### ASSIGNED TASK:
In the blog post about NIMH and the DSM, why does the author cast the DSM as the Church rather than the Bible in the Reformation analogy? Answer in one to three sentences.

### DOCUMENT EXTRACT:
In a short blog post last week, Thomas Insel, director of the National Institute of Mental Health (NIMH), announced that the organization would be
"re-orienting its research away from DSM
categories". After criticizing the fact that
Unlike our definitions of lymphoma or AIDS, the DSM diagnoses are based on a consensus about clusters of clinical symptoms, not any objective laboratory measure... Patients with mental disorders deserve better.
Insel went on:
NIMH has launched the Research Domain Criteria (RDoC) project to transform diagnosis by incorporating genetics, imaging, cognitive science, and other levels of information to lay the foundation for a new classification system...
This comes just weeks before the final publication of the latest edition of the American Psychiatric Association's (APA) DSM - the notorious DSM-5. In response to this, the APA released a statement saying, in essence, "Come back when you've actually done it; until then, we'll carry on." What does this mean? Well, you don't need me to tell you. There's been a lot written about this, some that's good, much that's not. A rule of thumb - if it mentions "paradigms" it's probably the latter. For informed commentary, start out here, here and here. In this post, rather than get into the details, I'd like to propose an analogy for NIMH's move. Some people have likened this to a 'revolution'. In a previous draft of this post I toyed with the idea of a 'civil war' or a 'coup'. But none of those really fit. Rather I think that this ought to be seen as a Reformation, as in Protestant. Hey, we're almost at the 500 year anniversary of the 'post' that started the last one. We have an old, hegemonic institution, once revered but increasingly regarded as sclerotic - the DSM system / Catholic Church. This institution is, in theory, the one true embodiment of an idea - biological psychiatry / Christianity. But along comes a critic who believe in the idea, perhaps more fervently than ever, but want to reform the institution that they believe has failed its mission - Thomas Insel / Martin Luther. Note that in this model, the DSM is the Church, not the Bible. Although a lot of people call it 'The Bible of Psychiatry', this ascribes to the DSM too creative a role. All the DSM does is codify and elaborate on a much older set of ideas. You can find the roots of most DSM diagnoses in psychiatry textbooks from decades before it was written. The DSM is more like the Catechism of psychiatry. The RDoC is a rival one. This is why it's wrong to see this as a paradigm shift. The NIMH proposals don't mean a revolution in either research or treatment. Although researchers applying for NIMH grants will have to adapt the language of their pitches, framing it in terms of domains rather than disorders, I suspect that what they do with the money will be much the same. Catholics and Protestants make much of their differences but to the rest of the world, they're all Christians.

### RECORDED INFORMATION:
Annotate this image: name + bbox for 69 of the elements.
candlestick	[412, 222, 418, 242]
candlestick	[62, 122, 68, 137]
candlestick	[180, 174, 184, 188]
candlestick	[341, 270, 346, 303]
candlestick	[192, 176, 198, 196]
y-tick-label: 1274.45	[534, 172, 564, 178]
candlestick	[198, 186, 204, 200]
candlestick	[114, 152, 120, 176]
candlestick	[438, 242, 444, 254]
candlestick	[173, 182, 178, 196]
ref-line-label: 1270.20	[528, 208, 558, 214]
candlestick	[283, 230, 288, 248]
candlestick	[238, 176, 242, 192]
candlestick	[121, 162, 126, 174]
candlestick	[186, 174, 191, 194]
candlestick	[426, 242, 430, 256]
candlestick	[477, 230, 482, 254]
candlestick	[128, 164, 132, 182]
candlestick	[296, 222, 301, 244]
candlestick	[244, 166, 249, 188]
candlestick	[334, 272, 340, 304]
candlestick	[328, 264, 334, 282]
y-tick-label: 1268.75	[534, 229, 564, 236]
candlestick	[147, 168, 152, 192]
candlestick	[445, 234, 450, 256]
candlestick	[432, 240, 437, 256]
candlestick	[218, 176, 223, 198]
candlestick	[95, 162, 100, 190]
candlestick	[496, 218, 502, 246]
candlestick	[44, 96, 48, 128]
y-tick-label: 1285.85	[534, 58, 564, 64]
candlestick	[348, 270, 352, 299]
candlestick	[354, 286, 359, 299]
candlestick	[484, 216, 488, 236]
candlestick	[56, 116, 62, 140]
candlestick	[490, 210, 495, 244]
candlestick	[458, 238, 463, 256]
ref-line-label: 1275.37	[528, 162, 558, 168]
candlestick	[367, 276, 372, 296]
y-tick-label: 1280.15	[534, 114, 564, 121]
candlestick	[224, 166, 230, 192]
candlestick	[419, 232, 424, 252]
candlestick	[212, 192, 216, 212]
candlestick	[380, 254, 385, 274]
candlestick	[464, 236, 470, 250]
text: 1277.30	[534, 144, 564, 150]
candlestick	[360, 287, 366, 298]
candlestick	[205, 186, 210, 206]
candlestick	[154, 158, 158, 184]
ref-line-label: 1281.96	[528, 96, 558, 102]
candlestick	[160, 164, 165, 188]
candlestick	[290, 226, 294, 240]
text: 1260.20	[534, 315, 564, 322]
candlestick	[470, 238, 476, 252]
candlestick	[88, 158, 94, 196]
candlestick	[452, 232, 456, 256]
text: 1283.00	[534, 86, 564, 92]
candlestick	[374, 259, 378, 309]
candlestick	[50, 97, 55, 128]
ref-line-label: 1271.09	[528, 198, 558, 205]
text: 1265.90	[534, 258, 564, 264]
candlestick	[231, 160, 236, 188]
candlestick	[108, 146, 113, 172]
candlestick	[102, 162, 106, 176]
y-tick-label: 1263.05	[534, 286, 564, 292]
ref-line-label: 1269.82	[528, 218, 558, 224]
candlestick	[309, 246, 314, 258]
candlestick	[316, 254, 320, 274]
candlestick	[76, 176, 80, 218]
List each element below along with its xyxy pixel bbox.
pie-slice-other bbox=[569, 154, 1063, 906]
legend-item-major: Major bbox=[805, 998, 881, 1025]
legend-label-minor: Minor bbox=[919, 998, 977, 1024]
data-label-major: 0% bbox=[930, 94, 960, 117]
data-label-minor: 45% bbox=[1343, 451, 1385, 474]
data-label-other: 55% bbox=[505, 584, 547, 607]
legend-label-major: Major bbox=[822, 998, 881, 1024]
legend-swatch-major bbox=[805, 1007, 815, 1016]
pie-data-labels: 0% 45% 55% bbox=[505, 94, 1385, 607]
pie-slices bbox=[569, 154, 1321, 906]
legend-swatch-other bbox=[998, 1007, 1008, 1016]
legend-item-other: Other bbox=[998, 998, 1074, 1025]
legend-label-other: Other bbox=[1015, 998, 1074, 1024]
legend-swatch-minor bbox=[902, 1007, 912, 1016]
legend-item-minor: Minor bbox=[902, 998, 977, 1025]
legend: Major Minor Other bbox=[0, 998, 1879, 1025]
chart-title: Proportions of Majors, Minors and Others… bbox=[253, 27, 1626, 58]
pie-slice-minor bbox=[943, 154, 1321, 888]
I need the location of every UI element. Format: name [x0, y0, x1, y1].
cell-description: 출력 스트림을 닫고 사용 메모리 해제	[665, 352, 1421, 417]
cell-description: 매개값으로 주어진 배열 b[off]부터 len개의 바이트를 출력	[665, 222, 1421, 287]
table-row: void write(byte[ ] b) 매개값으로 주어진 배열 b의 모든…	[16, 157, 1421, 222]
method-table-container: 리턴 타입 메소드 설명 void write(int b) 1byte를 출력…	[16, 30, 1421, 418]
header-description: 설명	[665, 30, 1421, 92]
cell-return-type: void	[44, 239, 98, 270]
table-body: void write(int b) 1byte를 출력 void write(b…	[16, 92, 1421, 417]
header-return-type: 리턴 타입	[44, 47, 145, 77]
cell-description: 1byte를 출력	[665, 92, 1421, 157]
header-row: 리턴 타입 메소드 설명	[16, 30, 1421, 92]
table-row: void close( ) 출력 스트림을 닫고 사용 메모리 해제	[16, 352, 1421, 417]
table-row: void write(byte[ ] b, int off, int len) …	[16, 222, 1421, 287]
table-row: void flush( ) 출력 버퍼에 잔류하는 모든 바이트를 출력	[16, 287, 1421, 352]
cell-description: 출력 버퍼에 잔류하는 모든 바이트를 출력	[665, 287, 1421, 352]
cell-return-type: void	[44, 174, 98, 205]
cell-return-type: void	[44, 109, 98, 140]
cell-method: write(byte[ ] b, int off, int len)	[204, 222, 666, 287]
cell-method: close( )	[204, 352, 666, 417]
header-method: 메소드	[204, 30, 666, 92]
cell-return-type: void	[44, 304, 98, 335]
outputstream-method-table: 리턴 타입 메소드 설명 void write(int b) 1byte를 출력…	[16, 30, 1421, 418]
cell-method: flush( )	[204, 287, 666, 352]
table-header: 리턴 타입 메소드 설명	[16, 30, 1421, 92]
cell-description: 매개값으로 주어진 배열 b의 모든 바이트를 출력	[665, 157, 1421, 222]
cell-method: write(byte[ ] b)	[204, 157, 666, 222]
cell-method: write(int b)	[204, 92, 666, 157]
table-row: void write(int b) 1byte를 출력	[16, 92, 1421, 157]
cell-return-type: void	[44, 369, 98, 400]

### EXERCISE RESULT:
Calling the DSM "The Bible of Psychiatry" gives it too creative a role, since it only codifies and elaborates on a much older set of ideas. The roots of most DSM diagnoses can be found in psychiatry textbooks written decades before it.